What the task asks. Images appear in the records below; leave them out and repeat everything else exactly.

Given information.
----
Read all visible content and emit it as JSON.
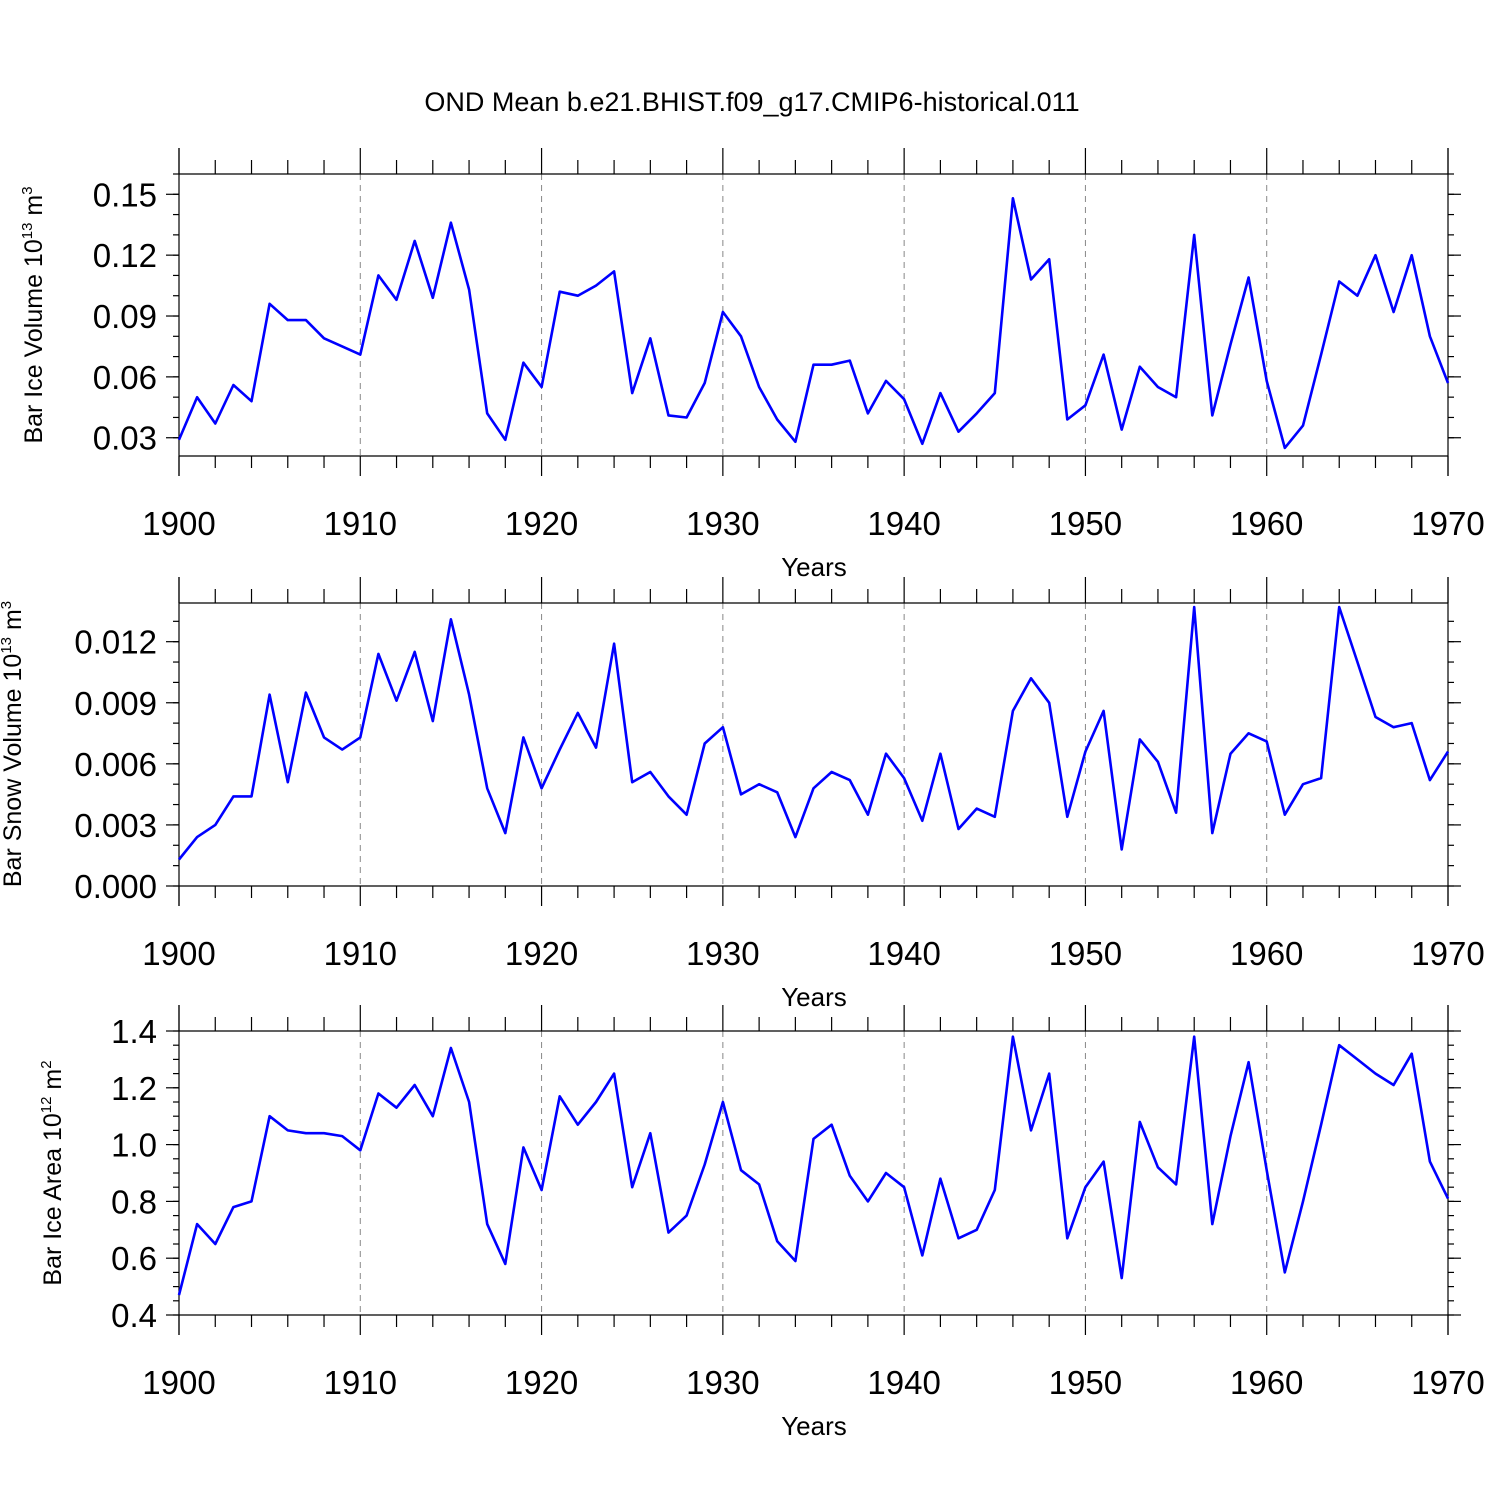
{
  "title": "OND Mean b.e21.BHIST.f09_g17.CMIP6-historical.011",
  "colors": {
    "line": "#0000ff",
    "axis": "#000000",
    "grid": "#888888"
  },
  "chart_data": [
    {
      "type": "line",
      "ylabel_main": "Bar Ice Volume 10",
      "ylabel_exp": "13",
      "ylabel_unit": " m",
      "ylabel_unit_exp": "3",
      "xlabel": "Years",
      "xlim": [
        1900,
        1970
      ],
      "ylim": [
        0.021,
        0.16
      ],
      "yticks": [
        0.03,
        0.06,
        0.09,
        0.12,
        0.15
      ],
      "ytick_labels": [
        "0.03",
        "0.06",
        "0.09",
        "0.12",
        "0.15"
      ],
      "yminor_step": 0.01,
      "xticks": [
        1900,
        1910,
        1920,
        1930,
        1940,
        1950,
        1960,
        1970
      ],
      "xtick_labels": [
        "1900",
        "1910",
        "1920",
        "1930",
        "1940",
        "1950",
        "1960",
        "1970"
      ],
      "grid_x": true,
      "x_start": 1900,
      "values": [
        0.029,
        0.05,
        0.037,
        0.056,
        0.048,
        0.096,
        0.088,
        0.088,
        0.079,
        0.075,
        0.071,
        0.11,
        0.098,
        0.127,
        0.099,
        0.136,
        0.103,
        0.042,
        0.029,
        0.067,
        0.055,
        0.102,
        0.1,
        0.105,
        0.112,
        0.052,
        0.079,
        0.041,
        0.04,
        0.057,
        0.092,
        0.08,
        0.055,
        0.039,
        0.028,
        0.066,
        0.066,
        0.068,
        0.042,
        0.058,
        0.049,
        0.027,
        0.052,
        0.033,
        0.042,
        0.052,
        0.148,
        0.108,
        0.118,
        0.039,
        0.046,
        0.071,
        0.034,
        0.065,
        0.055,
        0.05,
        0.13,
        0.041,
        0.076,
        0.109,
        0.058,
        0.025,
        0.036,
        0.071,
        0.107,
        0.1,
        0.12,
        0.092,
        0.12,
        0.08,
        0.057
      ]
    },
    {
      "type": "line",
      "ylabel_main": "Bar Snow Volume 10",
      "ylabel_exp": "13",
      "ylabel_unit": " m",
      "ylabel_unit_exp": "3",
      "xlabel": "Years",
      "xlim": [
        1900,
        1970
      ],
      "ylim": [
        0.0,
        0.0139
      ],
      "yticks": [
        0.0,
        0.003,
        0.006,
        0.009,
        0.012
      ],
      "ytick_labels": [
        "0.000",
        "0.003",
        "0.006",
        "0.009",
        "0.012"
      ],
      "yminor_step": 0.001,
      "xticks": [
        1900,
        1910,
        1920,
        1930,
        1940,
        1950,
        1960,
        1970
      ],
      "xtick_labels": [
        "1900",
        "1910",
        "1920",
        "1930",
        "1940",
        "1950",
        "1960",
        "1970"
      ],
      "grid_x": true,
      "x_start": 1900,
      "values": [
        0.0013,
        0.0024,
        0.003,
        0.0044,
        0.0044,
        0.0094,
        0.0051,
        0.0095,
        0.0073,
        0.0067,
        0.0073,
        0.0114,
        0.0091,
        0.0115,
        0.0081,
        0.0131,
        0.0094,
        0.0048,
        0.0026,
        0.0073,
        0.0048,
        0.0067,
        0.0085,
        0.0068,
        0.0119,
        0.0051,
        0.0056,
        0.0044,
        0.0035,
        0.007,
        0.0078,
        0.0045,
        0.005,
        0.0046,
        0.0024,
        0.0048,
        0.0056,
        0.0052,
        0.0035,
        0.0065,
        0.0053,
        0.0032,
        0.0065,
        0.0028,
        0.0038,
        0.0034,
        0.0086,
        0.0102,
        0.009,
        0.0034,
        0.0066,
        0.0086,
        0.0018,
        0.0072,
        0.0061,
        0.0036,
        0.0137,
        0.0026,
        0.0065,
        0.0075,
        0.0071,
        0.0035,
        0.005,
        0.0053,
        0.0137,
        0.011,
        0.0083,
        0.0078,
        0.008,
        0.0052,
        0.0066
      ]
    },
    {
      "type": "line",
      "ylabel_main": "Bar Ice Area 10",
      "ylabel_exp": "12",
      "ylabel_unit": " m",
      "ylabel_unit_exp": "2",
      "xlabel": "Years",
      "xlim": [
        1900,
        1970
      ],
      "ylim": [
        0.4,
        1.4
      ],
      "yticks": [
        0.4,
        0.6,
        0.8,
        1.0,
        1.2,
        1.4
      ],
      "ytick_labels": [
        "0.4",
        "0.6",
        "0.8",
        "1.0",
        "1.2",
        "1.4"
      ],
      "yminor_step": 0.05,
      "xticks": [
        1900,
        1910,
        1920,
        1930,
        1940,
        1950,
        1960,
        1970
      ],
      "xtick_labels": [
        "1900",
        "1910",
        "1920",
        "1930",
        "1940",
        "1950",
        "1960",
        "1970"
      ],
      "grid_x": true,
      "x_start": 1900,
      "values": [
        0.47,
        0.72,
        0.65,
        0.78,
        0.8,
        1.1,
        1.05,
        1.04,
        1.04,
        1.03,
        0.98,
        1.18,
        1.13,
        1.21,
        1.1,
        1.34,
        1.15,
        0.72,
        0.58,
        0.99,
        0.84,
        1.17,
        1.07,
        1.15,
        1.25,
        0.85,
        1.04,
        0.69,
        0.75,
        0.93,
        1.15,
        0.91,
        0.86,
        0.66,
        0.59,
        1.02,
        1.07,
        0.89,
        0.8,
        0.9,
        0.85,
        0.61,
        0.88,
        0.67,
        0.7,
        0.84,
        1.38,
        1.05,
        1.25,
        0.67,
        0.85,
        0.94,
        0.53,
        1.08,
        0.92,
        0.86,
        1.38,
        0.72,
        1.03,
        1.29,
        0.91,
        0.55,
        0.8,
        1.07,
        1.35,
        1.3,
        1.25,
        1.21,
        1.32,
        0.94,
        0.81
      ]
    }
  ]
}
----
Problem solution.
Read all visible content and emit it as JSON.
{
  "title": "OND Mean b.e21.BHIST.f09_g17.CMIP6-historical.011",
  "colors": {
    "line": "#0000ff",
    "axis": "#000000",
    "grid": "#888888"
  },
  "chart_data": [
    {
      "type": "line",
      "ylabel_main": "Bar Ice Volume 10",
      "ylabel_exp": "13",
      "ylabel_unit": " m",
      "ylabel_unit_exp": "3",
      "xlabel": "Years",
      "xlim": [
        1900,
        1970
      ],
      "ylim": [
        0.021,
        0.16
      ],
      "yticks": [
        0.03,
        0.06,
        0.09,
        0.12,
        0.15
      ],
      "ytick_labels": [
        "0.03",
        "0.06",
        "0.09",
        "0.12",
        "0.15"
      ],
      "yminor_step": 0.01,
      "xticks": [
        1900,
        1910,
        1920,
        1930,
        1940,
        1950,
        1960,
        1970
      ],
      "xtick_labels": [
        "1900",
        "1910",
        "1920",
        "1930",
        "1940",
        "1950",
        "1960",
        "1970"
      ],
      "grid_x": true,
      "x_start": 1900,
      "values": [
        0.029,
        0.05,
        0.037,
        0.056,
        0.048,
        0.096,
        0.088,
        0.088,
        0.079,
        0.075,
        0.071,
        0.11,
        0.098,
        0.127,
        0.099,
        0.136,
        0.103,
        0.042,
        0.029,
        0.067,
        0.055,
        0.102,
        0.1,
        0.105,
        0.112,
        0.052,
        0.079,
        0.041,
        0.04,
        0.057,
        0.092,
        0.08,
        0.055,
        0.039,
        0.028,
        0.066,
        0.066,
        0.068,
        0.042,
        0.058,
        0.049,
        0.027,
        0.052,
        0.033,
        0.042,
        0.052,
        0.148,
        0.108,
        0.118,
        0.039,
        0.046,
        0.071,
        0.034,
        0.065,
        0.055,
        0.05,
        0.13,
        0.041,
        0.076,
        0.109,
        0.058,
        0.025,
        0.036,
        0.071,
        0.107,
        0.1,
        0.12,
        0.092,
        0.12,
        0.08,
        0.057
      ]
    },
    {
      "type": "line",
      "ylabel_main": "Bar Snow Volume 10",
      "ylabel_exp": "13",
      "ylabel_unit": " m",
      "ylabel_unit_exp": "3",
      "xlabel": "Years",
      "xlim": [
        1900,
        1970
      ],
      "ylim": [
        0.0,
        0.0139
      ],
      "yticks": [
        0.0,
        0.003,
        0.006,
        0.009,
        0.012
      ],
      "ytick_labels": [
        "0.000",
        "0.003",
        "0.006",
        "0.009",
        "0.012"
      ],
      "yminor_step": 0.001,
      "xticks": [
        1900,
        1910,
        1920,
        1930,
        1940,
        1950,
        1960,
        1970
      ],
      "xtick_labels": [
        "1900",
        "1910",
        "1920",
        "1930",
        "1940",
        "1950",
        "1960",
        "1970"
      ],
      "grid_x": true,
      "x_start": 1900,
      "values": [
        0.0013,
        0.0024,
        0.003,
        0.0044,
        0.0044,
        0.0094,
        0.0051,
        0.0095,
        0.0073,
        0.0067,
        0.0073,
        0.0114,
        0.0091,
        0.0115,
        0.0081,
        0.0131,
        0.0094,
        0.0048,
        0.0026,
        0.0073,
        0.0048,
        0.0067,
        0.0085,
        0.0068,
        0.0119,
        0.0051,
        0.0056,
        0.0044,
        0.0035,
        0.007,
        0.0078,
        0.0045,
        0.005,
        0.0046,
        0.0024,
        0.0048,
        0.0056,
        0.0052,
        0.0035,
        0.0065,
        0.0053,
        0.0032,
        0.0065,
        0.0028,
        0.0038,
        0.0034,
        0.0086,
        0.0102,
        0.009,
        0.0034,
        0.0066,
        0.0086,
        0.0018,
        0.0072,
        0.0061,
        0.0036,
        0.0137,
        0.0026,
        0.0065,
        0.0075,
        0.0071,
        0.0035,
        0.005,
        0.0053,
        0.0137,
        0.011,
        0.0083,
        0.0078,
        0.008,
        0.0052,
        0.0066
      ]
    },
    {
      "type": "line",
      "ylabel_main": "Bar Ice Area 10",
      "ylabel_exp": "12",
      "ylabel_unit": " m",
      "ylabel_unit_exp": "2",
      "xlabel": "Years",
      "xlim": [
        1900,
        1970
      ],
      "ylim": [
        0.4,
        1.4
      ],
      "yticks": [
        0.4,
        0.6,
        0.8,
        1.0,
        1.2,
        1.4
      ],
      "ytick_labels": [
        "0.4",
        "0.6",
        "0.8",
        "1.0",
        "1.2",
        "1.4"
      ],
      "yminor_step": 0.05,
      "xticks": [
        1900,
        1910,
        1920,
        1930,
        1940,
        1950,
        1960,
        1970
      ],
      "xtick_labels": [
        "1900",
        "1910",
        "1920",
        "1930",
        "1940",
        "1950",
        "1960",
        "1970"
      ],
      "grid_x": true,
      "x_start": 1900,
      "values": [
        0.47,
        0.72,
        0.65,
        0.78,
        0.8,
        1.1,
        1.05,
        1.04,
        1.04,
        1.03,
        0.98,
        1.18,
        1.13,
        1.21,
        1.1,
        1.34,
        1.15,
        0.72,
        0.58,
        0.99,
        0.84,
        1.17,
        1.07,
        1.15,
        1.25,
        0.85,
        1.04,
        0.69,
        0.75,
        0.93,
        1.15,
        0.91,
        0.86,
        0.66,
        0.59,
        1.02,
        1.07,
        0.89,
        0.8,
        0.9,
        0.85,
        0.61,
        0.88,
        0.67,
        0.7,
        0.84,
        1.38,
        1.05,
        1.25,
        0.67,
        0.85,
        0.94,
        0.53,
        1.08,
        0.92,
        0.86,
        1.38,
        0.72,
        1.03,
        1.29,
        0.91,
        0.55,
        0.8,
        1.07,
        1.35,
        1.3,
        1.25,
        1.21,
        1.32,
        0.94,
        0.81
      ]
    }
  ]
}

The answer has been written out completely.